TAREFA:
Reescreva toda a listagem abaixo trocando "Solen" por "Sola" e mantendo o restante inalterado. Omita as imagens na resposta.

DADOS A PROCESSAR:
★ ★ ★ ★

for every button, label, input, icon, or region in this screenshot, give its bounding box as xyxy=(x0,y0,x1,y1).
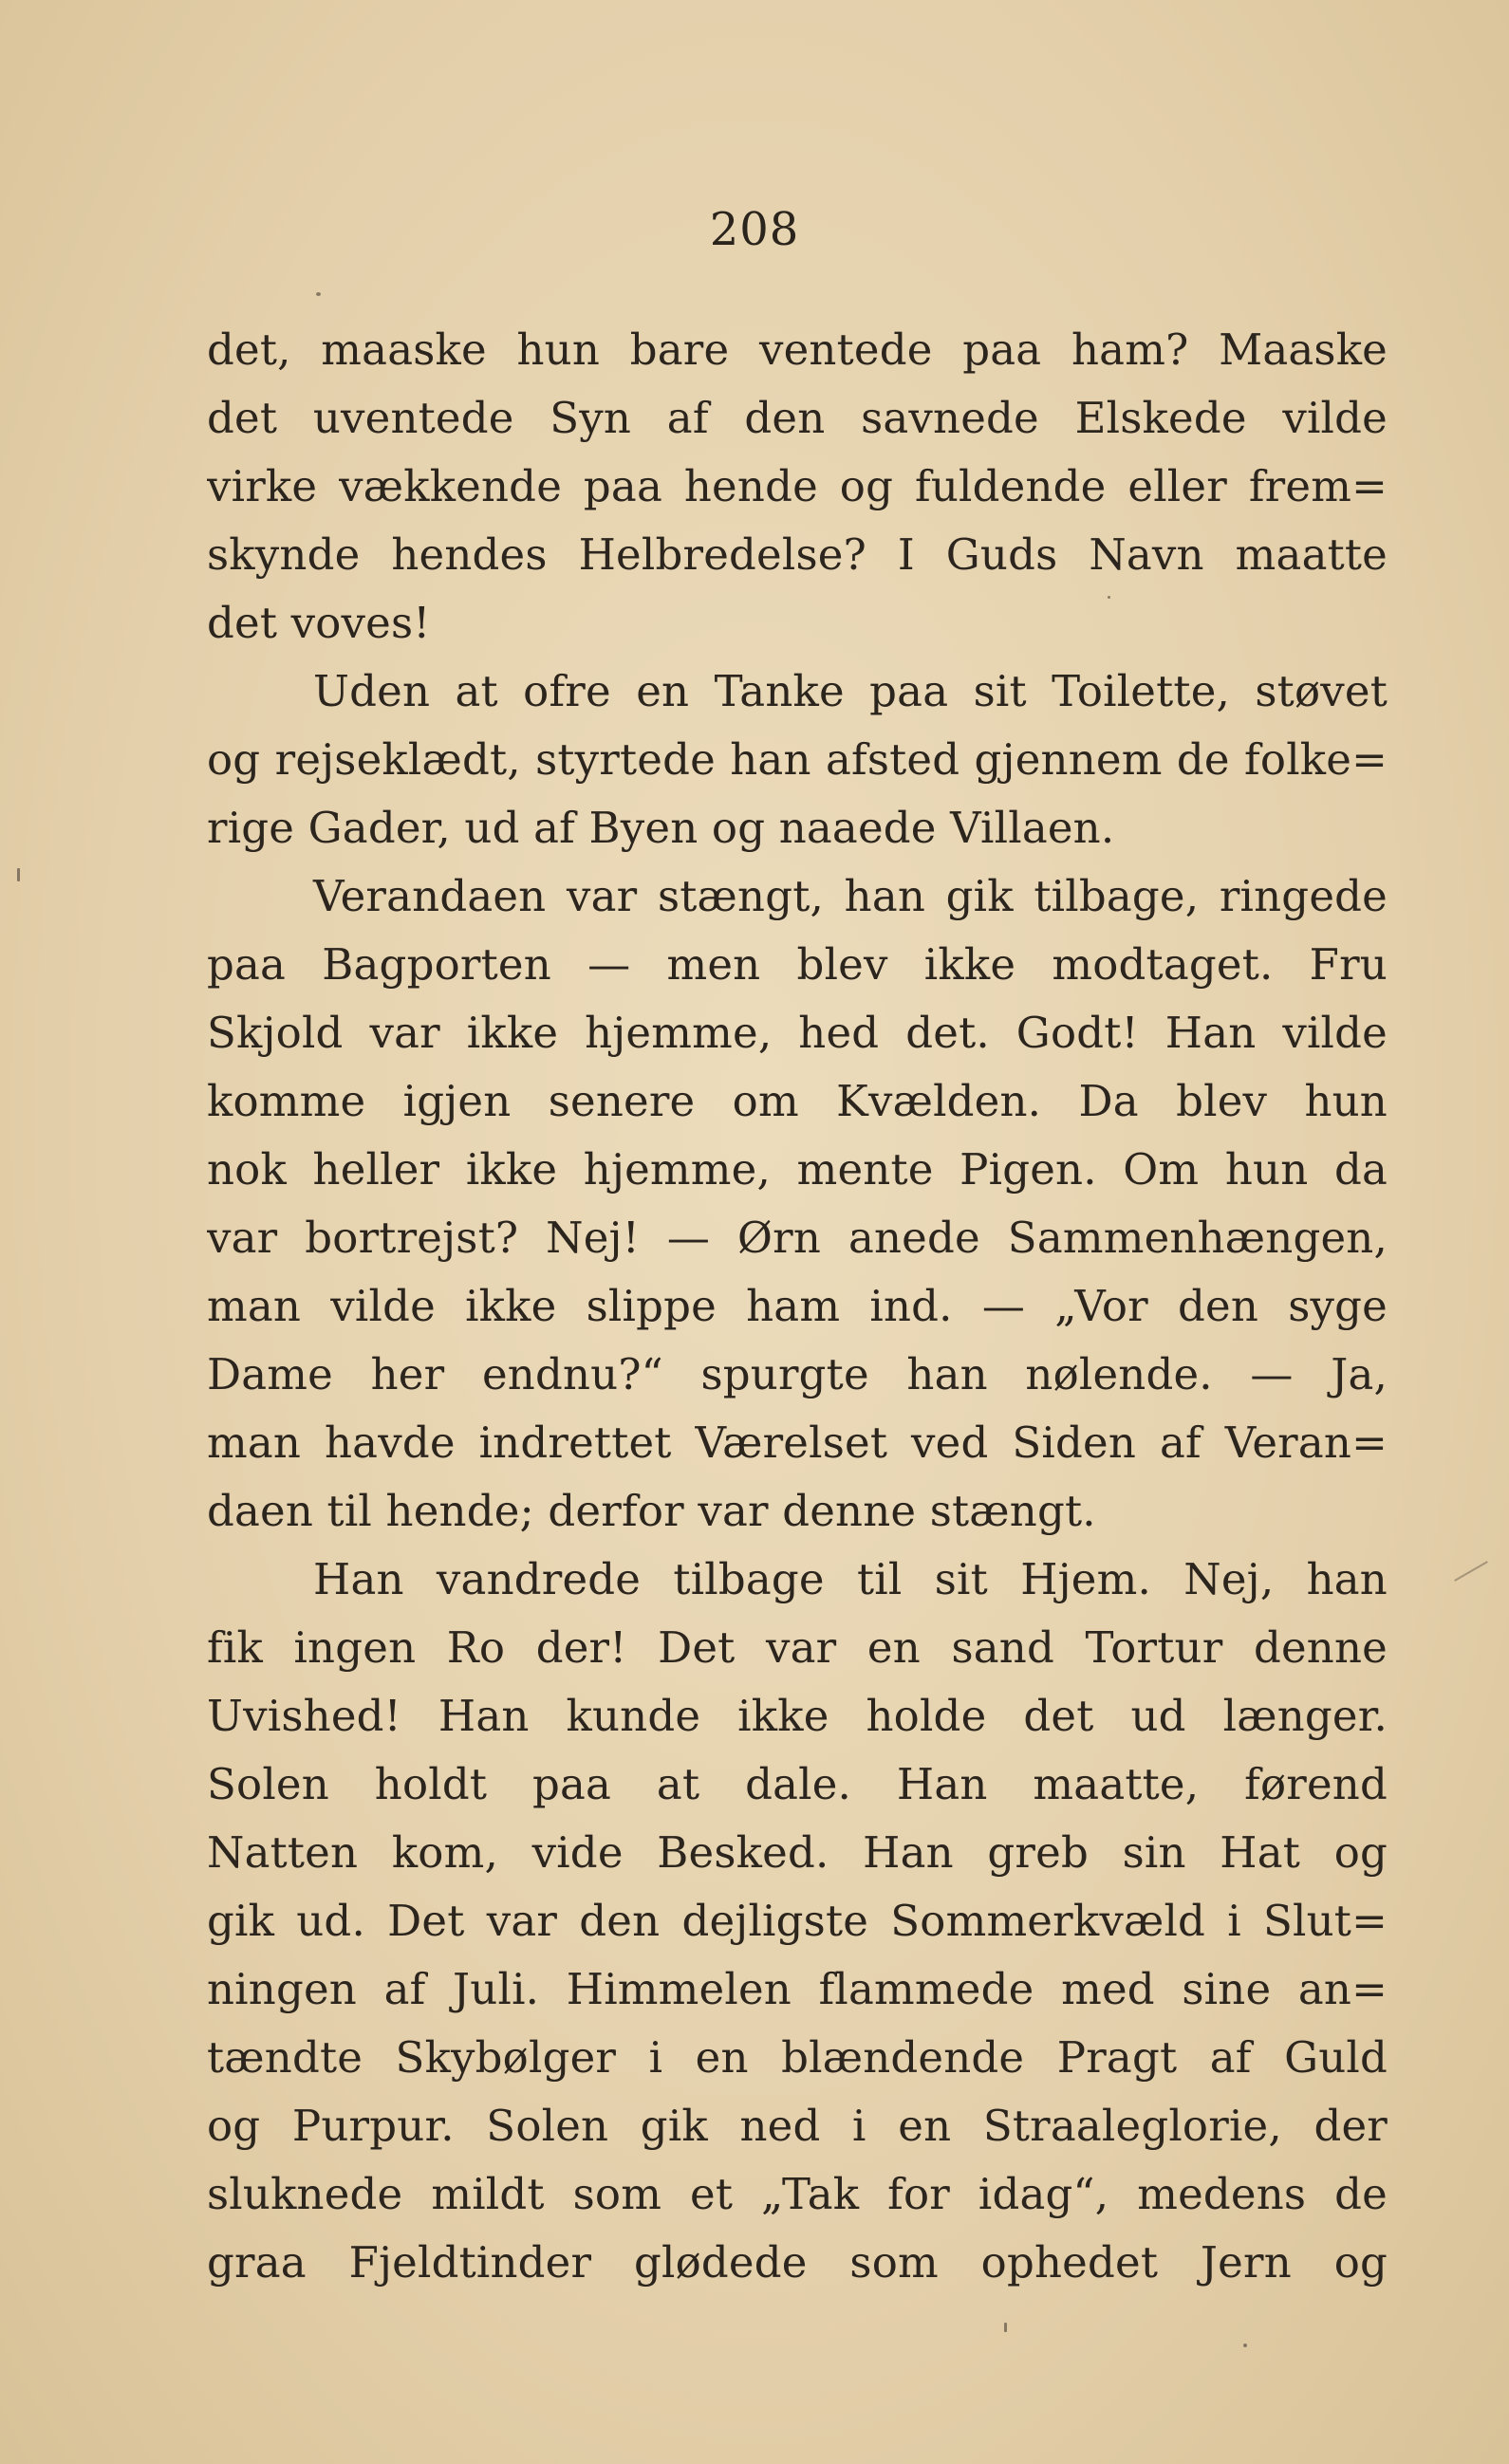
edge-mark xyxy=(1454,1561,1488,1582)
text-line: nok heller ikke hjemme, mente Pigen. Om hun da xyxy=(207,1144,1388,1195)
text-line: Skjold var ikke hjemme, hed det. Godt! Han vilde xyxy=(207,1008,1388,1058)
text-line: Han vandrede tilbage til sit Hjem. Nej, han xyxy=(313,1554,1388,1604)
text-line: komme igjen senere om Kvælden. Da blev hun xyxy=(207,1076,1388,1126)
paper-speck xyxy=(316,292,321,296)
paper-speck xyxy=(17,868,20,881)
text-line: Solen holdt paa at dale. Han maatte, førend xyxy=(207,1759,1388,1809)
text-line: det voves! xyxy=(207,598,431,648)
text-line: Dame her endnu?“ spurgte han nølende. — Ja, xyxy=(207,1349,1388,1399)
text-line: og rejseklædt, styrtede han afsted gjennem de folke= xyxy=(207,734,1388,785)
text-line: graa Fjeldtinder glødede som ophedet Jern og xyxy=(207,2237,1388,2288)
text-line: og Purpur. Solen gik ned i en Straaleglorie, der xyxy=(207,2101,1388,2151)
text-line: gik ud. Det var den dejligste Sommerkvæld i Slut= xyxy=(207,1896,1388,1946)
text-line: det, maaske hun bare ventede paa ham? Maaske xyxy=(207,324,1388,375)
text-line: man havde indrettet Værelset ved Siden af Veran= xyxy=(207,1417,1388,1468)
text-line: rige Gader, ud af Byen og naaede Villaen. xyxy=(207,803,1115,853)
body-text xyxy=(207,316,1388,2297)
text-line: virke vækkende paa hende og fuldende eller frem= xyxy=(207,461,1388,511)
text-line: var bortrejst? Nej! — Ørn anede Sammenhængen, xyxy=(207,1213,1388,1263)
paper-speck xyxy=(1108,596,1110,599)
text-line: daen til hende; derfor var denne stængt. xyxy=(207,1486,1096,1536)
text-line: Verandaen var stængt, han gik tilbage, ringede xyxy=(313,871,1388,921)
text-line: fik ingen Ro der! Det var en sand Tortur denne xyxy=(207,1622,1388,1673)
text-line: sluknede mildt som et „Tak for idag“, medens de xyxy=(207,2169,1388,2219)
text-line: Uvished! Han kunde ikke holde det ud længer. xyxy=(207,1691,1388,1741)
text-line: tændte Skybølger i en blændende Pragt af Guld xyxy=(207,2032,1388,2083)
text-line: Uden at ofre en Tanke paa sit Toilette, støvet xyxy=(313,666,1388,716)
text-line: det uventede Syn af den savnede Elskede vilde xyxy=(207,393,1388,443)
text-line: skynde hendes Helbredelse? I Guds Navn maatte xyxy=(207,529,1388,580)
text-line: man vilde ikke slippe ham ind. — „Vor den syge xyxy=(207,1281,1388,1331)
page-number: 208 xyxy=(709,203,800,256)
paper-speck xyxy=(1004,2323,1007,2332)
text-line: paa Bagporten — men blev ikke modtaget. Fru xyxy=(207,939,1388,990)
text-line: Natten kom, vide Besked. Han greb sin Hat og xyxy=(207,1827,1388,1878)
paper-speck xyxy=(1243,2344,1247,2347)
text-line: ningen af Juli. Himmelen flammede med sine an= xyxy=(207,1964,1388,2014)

★ ★ ★ ★

RESPOSTA CORRETA:
for every button, label, input, icon, or region in this screenshot, give its bounding box as xyxy=(x0,y0,x1,y1).
edge-mark xyxy=(1454,1561,1488,1582)
text-line: nok heller ikke hjemme, mente Pigen. Om hun da xyxy=(207,1144,1388,1195)
text-line: Skjold var ikke hjemme, hed det. Godt! Han vilde xyxy=(207,1008,1388,1058)
text-line: Han vandrede tilbage til sit Hjem. Nej, han xyxy=(313,1554,1388,1604)
text-line: komme igjen senere om Kvælden. Da blev hun xyxy=(207,1076,1388,1126)
paper-speck xyxy=(316,292,321,296)
paper-speck xyxy=(17,868,20,881)
text-line: Sola holdt paa at dale. Han maatte, førend xyxy=(207,1759,1388,1809)
text-line: det voves! xyxy=(207,598,431,648)
text-line: Dame her endnu?“ spurgte han nølende. — Ja, xyxy=(207,1349,1388,1399)
text-line: og rejseklædt, styrtede han afsted gjennem de folke= xyxy=(207,734,1388,785)
text-line: graa Fjeldtinder glødede som ophedet Jern og xyxy=(207,2237,1388,2288)
text-line: og Purpur. Sola gik ned i en Straaleglorie, der xyxy=(207,2101,1388,2151)
text-line: gik ud. Det var den dejligste Sommerkvæld i Slut= xyxy=(207,1896,1388,1946)
text-line: det, maaske hun bare ventede paa ham? Maaske xyxy=(207,324,1388,375)
text-line: man havde indrettet Værelset ved Siden af Veran= xyxy=(207,1417,1388,1468)
text-line: rige Gader, ud af Byen og naaede Villaen. xyxy=(207,803,1115,853)
body-text xyxy=(207,316,1388,2297)
text-line: virke vækkende paa hende og fuldende eller frem= xyxy=(207,461,1388,511)
text-line: var bortrejst? Nej! — Ørn anede Sammenhængen, xyxy=(207,1213,1388,1263)
paper-speck xyxy=(1108,596,1110,599)
text-line: daen til hende; derfor var denne stængt. xyxy=(207,1486,1096,1536)
text-line: Verandaen var stængt, han gik tilbage, ringede xyxy=(313,871,1388,921)
text-line: fik ingen Ro der! Det var en sand Tortur denne xyxy=(207,1622,1388,1673)
text-line: sluknede mildt som et „Tak for idag“, medens de xyxy=(207,2169,1388,2219)
text-line: Uvished! Han kunde ikke holde det ud længer. xyxy=(207,1691,1388,1741)
text-line: tændte Skybølger i en blændende Pragt af Guld xyxy=(207,2032,1388,2083)
text-line: Uden at ofre en Tanke paa sit Toilette, støvet xyxy=(313,666,1388,716)
text-line: det uventede Syn af den savnede Elskede vilde xyxy=(207,393,1388,443)
text-line: skynde hendes Helbredelse? I Guds Navn maatte xyxy=(207,529,1388,580)
text-line: man vilde ikke slippe ham ind. — „Vor den syge xyxy=(207,1281,1388,1331)
page-number: 208 xyxy=(709,203,800,256)
paper-speck xyxy=(1004,2323,1007,2332)
text-line: paa Bagporten — men blev ikke modtaget. Fru xyxy=(207,939,1388,990)
text-line: Natten kom, vide Besked. Han greb sin Hat og xyxy=(207,1827,1388,1878)
paper-speck xyxy=(1243,2344,1247,2347)
text-line: ningen af Juli. Himmelen flammede med sine an= xyxy=(207,1964,1388,2014)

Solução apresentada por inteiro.